### Provided information
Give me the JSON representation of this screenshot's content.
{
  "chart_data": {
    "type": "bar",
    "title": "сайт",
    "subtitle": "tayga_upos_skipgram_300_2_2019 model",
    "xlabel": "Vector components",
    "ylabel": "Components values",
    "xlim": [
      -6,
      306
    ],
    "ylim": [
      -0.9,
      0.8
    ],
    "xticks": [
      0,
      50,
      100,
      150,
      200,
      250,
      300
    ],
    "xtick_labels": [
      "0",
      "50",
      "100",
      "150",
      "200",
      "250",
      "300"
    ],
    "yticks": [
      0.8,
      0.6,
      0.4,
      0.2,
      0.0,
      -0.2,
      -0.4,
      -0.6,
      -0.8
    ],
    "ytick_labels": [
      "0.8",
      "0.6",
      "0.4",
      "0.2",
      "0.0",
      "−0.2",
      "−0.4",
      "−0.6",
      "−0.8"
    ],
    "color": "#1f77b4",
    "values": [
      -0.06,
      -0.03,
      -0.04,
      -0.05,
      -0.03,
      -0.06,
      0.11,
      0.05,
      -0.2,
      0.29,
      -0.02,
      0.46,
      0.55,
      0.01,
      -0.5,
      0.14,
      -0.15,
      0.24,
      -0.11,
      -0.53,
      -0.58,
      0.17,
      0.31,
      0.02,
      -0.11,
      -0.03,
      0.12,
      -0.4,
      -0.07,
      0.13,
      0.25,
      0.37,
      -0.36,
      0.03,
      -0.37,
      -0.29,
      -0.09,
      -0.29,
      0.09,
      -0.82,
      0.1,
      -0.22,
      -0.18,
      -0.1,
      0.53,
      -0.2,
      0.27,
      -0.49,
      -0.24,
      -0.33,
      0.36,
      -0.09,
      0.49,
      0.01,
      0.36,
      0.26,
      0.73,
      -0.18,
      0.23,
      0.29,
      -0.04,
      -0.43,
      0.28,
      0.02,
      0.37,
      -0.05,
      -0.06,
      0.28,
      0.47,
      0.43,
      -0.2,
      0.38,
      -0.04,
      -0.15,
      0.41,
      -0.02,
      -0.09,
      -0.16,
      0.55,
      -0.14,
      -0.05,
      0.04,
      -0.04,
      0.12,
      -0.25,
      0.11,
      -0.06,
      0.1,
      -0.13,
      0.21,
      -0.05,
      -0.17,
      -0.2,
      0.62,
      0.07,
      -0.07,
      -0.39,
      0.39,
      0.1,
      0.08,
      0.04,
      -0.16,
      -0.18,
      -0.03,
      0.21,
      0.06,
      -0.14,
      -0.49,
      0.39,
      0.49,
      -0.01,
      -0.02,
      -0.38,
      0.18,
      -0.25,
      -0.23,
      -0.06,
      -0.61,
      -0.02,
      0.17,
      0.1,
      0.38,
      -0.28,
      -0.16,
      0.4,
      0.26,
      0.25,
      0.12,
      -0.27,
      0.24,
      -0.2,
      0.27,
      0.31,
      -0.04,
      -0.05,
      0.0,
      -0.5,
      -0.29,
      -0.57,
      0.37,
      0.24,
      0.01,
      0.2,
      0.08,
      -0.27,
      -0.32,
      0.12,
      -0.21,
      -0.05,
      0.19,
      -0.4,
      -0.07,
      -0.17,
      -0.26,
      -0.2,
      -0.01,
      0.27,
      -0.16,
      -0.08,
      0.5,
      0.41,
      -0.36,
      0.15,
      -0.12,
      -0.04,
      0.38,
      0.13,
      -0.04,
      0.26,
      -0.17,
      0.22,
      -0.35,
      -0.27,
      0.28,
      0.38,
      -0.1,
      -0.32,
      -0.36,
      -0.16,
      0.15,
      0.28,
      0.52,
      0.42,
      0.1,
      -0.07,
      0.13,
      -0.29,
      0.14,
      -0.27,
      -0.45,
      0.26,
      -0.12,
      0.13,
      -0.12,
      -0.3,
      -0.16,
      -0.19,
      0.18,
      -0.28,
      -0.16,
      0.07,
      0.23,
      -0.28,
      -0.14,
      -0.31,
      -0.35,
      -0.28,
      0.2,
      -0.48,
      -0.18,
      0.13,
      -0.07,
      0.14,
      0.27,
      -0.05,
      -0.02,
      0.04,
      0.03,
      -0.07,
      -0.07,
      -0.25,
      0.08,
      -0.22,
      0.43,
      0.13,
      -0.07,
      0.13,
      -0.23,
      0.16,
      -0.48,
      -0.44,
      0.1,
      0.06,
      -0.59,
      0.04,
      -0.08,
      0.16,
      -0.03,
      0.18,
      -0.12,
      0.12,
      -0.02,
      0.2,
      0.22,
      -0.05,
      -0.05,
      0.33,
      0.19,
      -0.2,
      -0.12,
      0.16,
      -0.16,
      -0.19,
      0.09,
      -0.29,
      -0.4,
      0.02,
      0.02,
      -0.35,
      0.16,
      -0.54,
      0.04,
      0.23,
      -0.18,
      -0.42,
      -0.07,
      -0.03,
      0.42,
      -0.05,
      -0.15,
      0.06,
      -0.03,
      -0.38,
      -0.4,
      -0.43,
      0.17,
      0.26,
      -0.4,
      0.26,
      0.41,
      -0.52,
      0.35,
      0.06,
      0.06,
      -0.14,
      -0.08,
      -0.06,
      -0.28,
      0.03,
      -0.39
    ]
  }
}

### Task to complete
Retype every entry above, word for word.

### Task result
Give me the JSON representation of this screenshot's content.
{
  "chart_data": {
    "type": "bar",
    "title": "сайт",
    "subtitle": "tayga_upos_skipgram_300_2_2019 model",
    "xlabel": "Vector components",
    "ylabel": "Components values",
    "xlim": [
      -6,
      306
    ],
    "ylim": [
      -0.9,
      0.8
    ],
    "xticks": [
      0,
      50,
      100,
      150,
      200,
      250,
      300
    ],
    "xtick_labels": [
      "0",
      "50",
      "100",
      "150",
      "200",
      "250",
      "300"
    ],
    "yticks": [
      0.8,
      0.6,
      0.4,
      0.2,
      0.0,
      -0.2,
      -0.4,
      -0.6,
      -0.8
    ],
    "ytick_labels": [
      "0.8",
      "0.6",
      "0.4",
      "0.2",
      "0.0",
      "−0.2",
      "−0.4",
      "−0.6",
      "−0.8"
    ],
    "color": "#1f77b4",
    "values": [
      -0.06,
      -0.03,
      -0.04,
      -0.05,
      -0.03,
      -0.06,
      0.11,
      0.05,
      -0.2,
      0.29,
      -0.02,
      0.46,
      0.55,
      0.01,
      -0.5,
      0.14,
      -0.15,
      0.24,
      -0.11,
      -0.53,
      -0.58,
      0.17,
      0.31,
      0.02,
      -0.11,
      -0.03,
      0.12,
      -0.4,
      -0.07,
      0.13,
      0.25,
      0.37,
      -0.36,
      0.03,
      -0.37,
      -0.29,
      -0.09,
      -0.29,
      0.09,
      -0.82,
      0.1,
      -0.22,
      -0.18,
      -0.1,
      0.53,
      -0.2,
      0.27,
      -0.49,
      -0.24,
      -0.33,
      0.36,
      -0.09,
      0.49,
      0.01,
      0.36,
      0.26,
      0.73,
      -0.18,
      0.23,
      0.29,
      -0.04,
      -0.43,
      0.28,
      0.02,
      0.37,
      -0.05,
      -0.06,
      0.28,
      0.47,
      0.43,
      -0.2,
      0.38,
      -0.04,
      -0.15,
      0.41,
      -0.02,
      -0.09,
      -0.16,
      0.55,
      -0.14,
      -0.05,
      0.04,
      -0.04,
      0.12,
      -0.25,
      0.11,
      -0.06,
      0.1,
      -0.13,
      0.21,
      -0.05,
      -0.17,
      -0.2,
      0.62,
      0.07,
      -0.07,
      -0.39,
      0.39,
      0.1,
      0.08,
      0.04,
      -0.16,
      -0.18,
      -0.03,
      0.21,
      0.06,
      -0.14,
      -0.49,
      0.39,
      0.49,
      -0.01,
      -0.02,
      -0.38,
      0.18,
      -0.25,
      -0.23,
      -0.06,
      -0.61,
      -0.02,
      0.17,
      0.1,
      0.38,
      -0.28,
      -0.16,
      0.4,
      0.26,
      0.25,
      0.12,
      -0.27,
      0.24,
      -0.2,
      0.27,
      0.31,
      -0.04,
      -0.05,
      0.0,
      -0.5,
      -0.29,
      -0.57,
      0.37,
      0.24,
      0.01,
      0.2,
      0.08,
      -0.27,
      -0.32,
      0.12,
      -0.21,
      -0.05,
      0.19,
      -0.4,
      -0.07,
      -0.17,
      -0.26,
      -0.2,
      -0.01,
      0.27,
      -0.16,
      -0.08,
      0.5,
      0.41,
      -0.36,
      0.15,
      -0.12,
      -0.04,
      0.38,
      0.13,
      -0.04,
      0.26,
      -0.17,
      0.22,
      -0.35,
      -0.27,
      0.28,
      0.38,
      -0.1,
      -0.32,
      -0.36,
      -0.16,
      0.15,
      0.28,
      0.52,
      0.42,
      0.1,
      -0.07,
      0.13,
      -0.29,
      0.14,
      -0.27,
      -0.45,
      0.26,
      -0.12,
      0.13,
      -0.12,
      -0.3,
      -0.16,
      -0.19,
      0.18,
      -0.28,
      -0.16,
      0.07,
      0.23,
      -0.28,
      -0.14,
      -0.31,
      -0.35,
      -0.28,
      0.2,
      -0.48,
      -0.18,
      0.13,
      -0.07,
      0.14,
      0.27,
      -0.05,
      -0.02,
      0.04,
      0.03,
      -0.07,
      -0.07,
      -0.25,
      0.08,
      -0.22,
      0.43,
      0.13,
      -0.07,
      0.13,
      -0.23,
      0.16,
      -0.48,
      -0.44,
      0.1,
      0.06,
      -0.59,
      0.04,
      -0.08,
      0.16,
      -0.03,
      0.18,
      -0.12,
      0.12,
      -0.02,
      0.2,
      0.22,
      -0.05,
      -0.05,
      0.33,
      0.19,
      -0.2,
      -0.12,
      0.16,
      -0.16,
      -0.19,
      0.09,
      -0.29,
      -0.4,
      0.02,
      0.02,
      -0.35,
      0.16,
      -0.54,
      0.04,
      0.23,
      -0.18,
      -0.42,
      -0.07,
      -0.03,
      0.42,
      -0.05,
      -0.15,
      0.06,
      -0.03,
      -0.38,
      -0.4,
      -0.43,
      0.17,
      0.26,
      -0.4,
      0.26,
      0.41,
      -0.52,
      0.35,
      0.06,
      0.06,
      -0.14,
      -0.08,
      -0.06,
      -0.28,
      0.03,
      -0.39
    ]
  }
}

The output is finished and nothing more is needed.